* START *

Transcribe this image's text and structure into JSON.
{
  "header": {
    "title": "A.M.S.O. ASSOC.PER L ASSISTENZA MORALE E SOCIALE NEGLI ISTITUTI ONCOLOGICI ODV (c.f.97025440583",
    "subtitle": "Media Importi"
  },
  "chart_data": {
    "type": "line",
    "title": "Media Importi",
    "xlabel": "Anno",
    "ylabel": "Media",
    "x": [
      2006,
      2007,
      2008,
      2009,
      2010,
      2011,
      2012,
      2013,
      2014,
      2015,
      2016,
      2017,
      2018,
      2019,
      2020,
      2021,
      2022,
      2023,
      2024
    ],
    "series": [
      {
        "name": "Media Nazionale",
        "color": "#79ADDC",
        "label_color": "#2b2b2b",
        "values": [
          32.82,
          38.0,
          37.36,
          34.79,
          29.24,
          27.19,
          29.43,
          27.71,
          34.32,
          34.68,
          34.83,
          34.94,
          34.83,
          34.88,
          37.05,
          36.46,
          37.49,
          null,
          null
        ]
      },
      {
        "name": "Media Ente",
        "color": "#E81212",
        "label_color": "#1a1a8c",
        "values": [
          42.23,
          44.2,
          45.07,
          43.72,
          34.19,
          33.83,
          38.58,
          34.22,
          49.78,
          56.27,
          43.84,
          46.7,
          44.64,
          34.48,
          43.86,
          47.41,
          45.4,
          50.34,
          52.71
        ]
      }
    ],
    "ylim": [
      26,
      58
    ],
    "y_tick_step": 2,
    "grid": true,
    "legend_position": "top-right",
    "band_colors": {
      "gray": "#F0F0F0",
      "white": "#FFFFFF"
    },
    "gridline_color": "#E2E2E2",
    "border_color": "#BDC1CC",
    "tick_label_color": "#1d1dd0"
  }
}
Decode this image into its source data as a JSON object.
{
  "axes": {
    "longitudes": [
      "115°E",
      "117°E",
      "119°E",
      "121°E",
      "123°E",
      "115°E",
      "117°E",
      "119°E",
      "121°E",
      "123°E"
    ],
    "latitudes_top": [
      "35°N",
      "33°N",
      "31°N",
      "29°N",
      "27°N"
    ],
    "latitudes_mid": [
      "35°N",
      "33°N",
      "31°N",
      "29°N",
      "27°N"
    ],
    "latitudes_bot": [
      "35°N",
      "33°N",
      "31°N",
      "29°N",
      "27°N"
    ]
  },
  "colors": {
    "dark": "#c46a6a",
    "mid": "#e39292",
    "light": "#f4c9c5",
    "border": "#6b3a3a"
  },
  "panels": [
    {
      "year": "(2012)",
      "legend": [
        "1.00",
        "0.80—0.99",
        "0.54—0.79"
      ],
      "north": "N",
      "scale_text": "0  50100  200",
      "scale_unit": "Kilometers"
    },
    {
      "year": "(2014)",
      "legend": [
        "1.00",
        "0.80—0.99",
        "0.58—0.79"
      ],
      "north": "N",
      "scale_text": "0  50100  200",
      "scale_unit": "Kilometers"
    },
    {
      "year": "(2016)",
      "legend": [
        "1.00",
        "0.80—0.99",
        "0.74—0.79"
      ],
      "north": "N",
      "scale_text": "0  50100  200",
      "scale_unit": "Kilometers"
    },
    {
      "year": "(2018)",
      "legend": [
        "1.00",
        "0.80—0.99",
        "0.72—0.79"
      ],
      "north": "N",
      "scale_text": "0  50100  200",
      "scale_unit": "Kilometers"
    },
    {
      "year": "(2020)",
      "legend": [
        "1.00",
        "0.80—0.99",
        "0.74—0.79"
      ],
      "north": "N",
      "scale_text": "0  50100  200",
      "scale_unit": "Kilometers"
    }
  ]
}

* END *

• _To do_
How many lines of the data hold the string "year"? Reply with the number alone.

• _Answer in full_
5